Exercise description. From the data that follows, copy every line holding the string "bound".

Task inputs.
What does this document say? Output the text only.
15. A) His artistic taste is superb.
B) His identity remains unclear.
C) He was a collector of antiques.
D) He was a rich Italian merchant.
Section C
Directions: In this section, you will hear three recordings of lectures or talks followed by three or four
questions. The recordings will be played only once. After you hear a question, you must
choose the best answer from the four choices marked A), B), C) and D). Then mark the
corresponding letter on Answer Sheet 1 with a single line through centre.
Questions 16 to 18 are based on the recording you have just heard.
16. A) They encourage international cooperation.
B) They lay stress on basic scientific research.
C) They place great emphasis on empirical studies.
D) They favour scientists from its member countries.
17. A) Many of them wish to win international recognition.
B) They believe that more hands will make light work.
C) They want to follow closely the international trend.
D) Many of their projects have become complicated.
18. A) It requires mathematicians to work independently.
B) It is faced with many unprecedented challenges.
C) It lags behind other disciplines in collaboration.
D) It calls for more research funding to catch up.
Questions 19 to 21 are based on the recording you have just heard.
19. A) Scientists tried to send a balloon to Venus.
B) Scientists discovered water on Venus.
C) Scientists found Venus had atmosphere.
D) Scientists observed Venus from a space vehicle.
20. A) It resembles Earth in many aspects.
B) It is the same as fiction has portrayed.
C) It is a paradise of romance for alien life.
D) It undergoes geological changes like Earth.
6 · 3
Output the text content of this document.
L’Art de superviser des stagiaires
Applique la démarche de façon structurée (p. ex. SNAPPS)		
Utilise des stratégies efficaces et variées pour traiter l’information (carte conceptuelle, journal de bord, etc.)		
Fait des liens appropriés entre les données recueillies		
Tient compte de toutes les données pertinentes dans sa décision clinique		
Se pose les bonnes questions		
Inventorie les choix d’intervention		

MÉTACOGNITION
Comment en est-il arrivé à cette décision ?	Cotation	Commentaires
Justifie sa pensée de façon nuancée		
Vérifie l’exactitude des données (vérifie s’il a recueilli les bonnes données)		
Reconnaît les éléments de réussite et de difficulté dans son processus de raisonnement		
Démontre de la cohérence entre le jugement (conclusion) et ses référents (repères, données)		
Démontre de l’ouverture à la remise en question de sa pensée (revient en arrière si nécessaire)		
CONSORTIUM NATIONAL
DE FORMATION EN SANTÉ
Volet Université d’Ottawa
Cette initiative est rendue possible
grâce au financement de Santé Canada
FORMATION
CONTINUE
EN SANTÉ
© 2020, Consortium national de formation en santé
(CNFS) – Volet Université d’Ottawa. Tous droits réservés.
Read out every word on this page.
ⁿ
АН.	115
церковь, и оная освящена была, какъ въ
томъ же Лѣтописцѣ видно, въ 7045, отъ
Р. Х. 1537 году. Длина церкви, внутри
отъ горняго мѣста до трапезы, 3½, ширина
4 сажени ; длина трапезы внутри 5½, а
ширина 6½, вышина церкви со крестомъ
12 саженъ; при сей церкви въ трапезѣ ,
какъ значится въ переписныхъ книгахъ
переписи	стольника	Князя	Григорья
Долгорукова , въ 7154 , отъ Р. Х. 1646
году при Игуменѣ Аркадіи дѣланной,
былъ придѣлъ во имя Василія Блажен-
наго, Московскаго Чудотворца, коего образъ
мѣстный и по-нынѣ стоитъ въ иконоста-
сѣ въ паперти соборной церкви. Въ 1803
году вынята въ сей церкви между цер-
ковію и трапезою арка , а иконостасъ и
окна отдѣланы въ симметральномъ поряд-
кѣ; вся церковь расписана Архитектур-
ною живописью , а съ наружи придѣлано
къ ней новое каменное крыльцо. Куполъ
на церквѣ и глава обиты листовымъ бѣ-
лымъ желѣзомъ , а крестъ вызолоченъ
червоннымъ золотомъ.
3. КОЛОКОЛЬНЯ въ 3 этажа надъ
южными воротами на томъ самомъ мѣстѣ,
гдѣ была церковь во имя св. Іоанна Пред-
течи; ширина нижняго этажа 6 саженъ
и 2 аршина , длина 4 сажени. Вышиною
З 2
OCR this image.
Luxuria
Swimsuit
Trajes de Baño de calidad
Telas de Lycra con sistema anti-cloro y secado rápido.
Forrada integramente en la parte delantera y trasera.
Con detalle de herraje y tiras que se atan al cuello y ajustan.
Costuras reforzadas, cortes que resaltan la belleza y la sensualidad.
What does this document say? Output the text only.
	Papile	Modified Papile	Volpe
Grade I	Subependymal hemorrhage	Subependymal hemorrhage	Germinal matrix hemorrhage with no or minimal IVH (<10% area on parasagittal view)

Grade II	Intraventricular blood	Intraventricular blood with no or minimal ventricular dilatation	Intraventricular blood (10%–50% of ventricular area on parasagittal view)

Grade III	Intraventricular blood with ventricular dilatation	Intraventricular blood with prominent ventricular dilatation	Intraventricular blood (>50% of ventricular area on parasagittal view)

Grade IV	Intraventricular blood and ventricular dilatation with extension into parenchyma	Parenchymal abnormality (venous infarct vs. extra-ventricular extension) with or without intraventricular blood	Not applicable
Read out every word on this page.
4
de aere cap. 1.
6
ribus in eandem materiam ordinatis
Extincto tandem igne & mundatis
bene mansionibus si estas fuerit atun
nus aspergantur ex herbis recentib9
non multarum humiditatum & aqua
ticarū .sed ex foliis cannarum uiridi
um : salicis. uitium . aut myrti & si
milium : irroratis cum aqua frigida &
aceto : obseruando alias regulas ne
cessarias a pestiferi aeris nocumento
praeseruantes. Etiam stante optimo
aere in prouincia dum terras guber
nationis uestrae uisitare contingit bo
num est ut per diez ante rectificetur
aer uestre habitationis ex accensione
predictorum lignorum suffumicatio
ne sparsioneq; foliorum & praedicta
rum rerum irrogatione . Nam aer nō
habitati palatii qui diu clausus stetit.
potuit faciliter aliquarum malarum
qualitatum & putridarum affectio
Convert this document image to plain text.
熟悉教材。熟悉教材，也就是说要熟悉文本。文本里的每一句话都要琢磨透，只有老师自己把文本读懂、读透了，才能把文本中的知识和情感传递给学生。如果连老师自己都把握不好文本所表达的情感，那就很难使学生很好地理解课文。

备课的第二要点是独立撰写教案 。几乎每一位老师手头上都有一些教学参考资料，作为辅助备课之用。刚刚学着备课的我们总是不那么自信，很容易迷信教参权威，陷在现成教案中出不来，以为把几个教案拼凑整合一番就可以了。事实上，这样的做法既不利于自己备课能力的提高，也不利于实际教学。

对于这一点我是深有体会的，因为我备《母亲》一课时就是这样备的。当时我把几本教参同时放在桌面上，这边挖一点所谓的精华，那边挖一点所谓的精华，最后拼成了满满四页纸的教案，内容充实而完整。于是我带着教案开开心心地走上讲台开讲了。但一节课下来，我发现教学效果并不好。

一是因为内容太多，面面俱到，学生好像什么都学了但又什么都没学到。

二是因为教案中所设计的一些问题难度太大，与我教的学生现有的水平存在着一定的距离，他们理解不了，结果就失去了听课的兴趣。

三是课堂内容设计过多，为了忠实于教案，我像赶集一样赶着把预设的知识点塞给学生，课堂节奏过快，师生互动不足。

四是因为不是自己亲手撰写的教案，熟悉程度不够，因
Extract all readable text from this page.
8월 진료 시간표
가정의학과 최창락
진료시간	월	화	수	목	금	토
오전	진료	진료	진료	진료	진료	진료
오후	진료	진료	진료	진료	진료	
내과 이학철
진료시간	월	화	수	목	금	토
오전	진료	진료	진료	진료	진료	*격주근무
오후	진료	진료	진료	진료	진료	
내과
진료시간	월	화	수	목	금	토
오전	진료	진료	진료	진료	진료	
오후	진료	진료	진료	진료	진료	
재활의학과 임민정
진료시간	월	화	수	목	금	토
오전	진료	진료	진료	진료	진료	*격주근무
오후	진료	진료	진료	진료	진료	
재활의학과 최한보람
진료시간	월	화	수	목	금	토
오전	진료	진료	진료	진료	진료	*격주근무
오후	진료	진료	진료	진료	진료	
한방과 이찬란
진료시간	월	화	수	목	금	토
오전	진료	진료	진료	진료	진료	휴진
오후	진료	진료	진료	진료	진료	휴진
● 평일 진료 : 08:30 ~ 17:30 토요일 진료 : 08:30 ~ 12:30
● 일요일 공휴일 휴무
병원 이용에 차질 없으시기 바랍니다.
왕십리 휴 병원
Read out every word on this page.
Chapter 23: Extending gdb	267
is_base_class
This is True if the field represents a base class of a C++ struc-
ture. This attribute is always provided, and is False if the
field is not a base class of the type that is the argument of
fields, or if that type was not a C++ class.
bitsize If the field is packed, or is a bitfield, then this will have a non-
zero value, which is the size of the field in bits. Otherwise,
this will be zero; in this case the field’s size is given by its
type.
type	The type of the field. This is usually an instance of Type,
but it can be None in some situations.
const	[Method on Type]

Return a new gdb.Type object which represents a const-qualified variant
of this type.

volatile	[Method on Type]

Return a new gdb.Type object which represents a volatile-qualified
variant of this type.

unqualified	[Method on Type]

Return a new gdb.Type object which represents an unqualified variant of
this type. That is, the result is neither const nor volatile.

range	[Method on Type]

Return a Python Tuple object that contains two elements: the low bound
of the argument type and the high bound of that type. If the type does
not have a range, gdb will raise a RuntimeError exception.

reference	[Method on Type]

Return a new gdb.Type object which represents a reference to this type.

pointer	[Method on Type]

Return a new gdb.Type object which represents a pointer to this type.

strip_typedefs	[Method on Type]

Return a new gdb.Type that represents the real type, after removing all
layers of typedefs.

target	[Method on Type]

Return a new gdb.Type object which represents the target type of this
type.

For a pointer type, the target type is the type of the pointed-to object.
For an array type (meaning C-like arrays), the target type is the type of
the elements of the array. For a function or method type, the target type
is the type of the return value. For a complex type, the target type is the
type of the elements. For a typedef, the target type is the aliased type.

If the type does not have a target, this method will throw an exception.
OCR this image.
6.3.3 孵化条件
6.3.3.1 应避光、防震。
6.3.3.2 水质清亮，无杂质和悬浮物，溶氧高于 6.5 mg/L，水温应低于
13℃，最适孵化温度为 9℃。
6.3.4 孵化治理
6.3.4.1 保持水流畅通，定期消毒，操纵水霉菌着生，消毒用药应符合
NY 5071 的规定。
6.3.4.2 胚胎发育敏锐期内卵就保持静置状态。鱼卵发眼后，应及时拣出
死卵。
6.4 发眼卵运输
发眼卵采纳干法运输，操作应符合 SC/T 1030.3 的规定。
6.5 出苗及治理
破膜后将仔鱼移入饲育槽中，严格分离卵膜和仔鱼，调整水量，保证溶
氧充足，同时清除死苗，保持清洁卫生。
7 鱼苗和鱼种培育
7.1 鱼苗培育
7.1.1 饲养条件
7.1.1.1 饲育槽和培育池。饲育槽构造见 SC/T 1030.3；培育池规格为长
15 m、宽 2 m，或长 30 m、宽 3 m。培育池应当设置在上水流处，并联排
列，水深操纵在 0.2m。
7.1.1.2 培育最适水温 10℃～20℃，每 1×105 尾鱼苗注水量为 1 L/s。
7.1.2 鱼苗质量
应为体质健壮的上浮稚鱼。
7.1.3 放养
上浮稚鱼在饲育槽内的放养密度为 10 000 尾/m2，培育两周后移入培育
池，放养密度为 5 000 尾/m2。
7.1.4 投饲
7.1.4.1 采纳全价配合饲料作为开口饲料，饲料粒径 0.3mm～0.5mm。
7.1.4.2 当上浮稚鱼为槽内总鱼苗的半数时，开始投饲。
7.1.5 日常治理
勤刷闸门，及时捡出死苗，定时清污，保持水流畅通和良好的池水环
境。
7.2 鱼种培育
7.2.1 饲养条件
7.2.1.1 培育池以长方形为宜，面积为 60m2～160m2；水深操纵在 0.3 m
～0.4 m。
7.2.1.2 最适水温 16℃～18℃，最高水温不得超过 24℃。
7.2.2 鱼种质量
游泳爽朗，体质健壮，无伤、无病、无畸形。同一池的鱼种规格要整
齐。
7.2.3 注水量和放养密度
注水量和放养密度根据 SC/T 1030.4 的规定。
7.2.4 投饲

Task output.
Return a Python Tuple object that contains two elements: the low bound
of the argument type and the high bound of that type. If the type does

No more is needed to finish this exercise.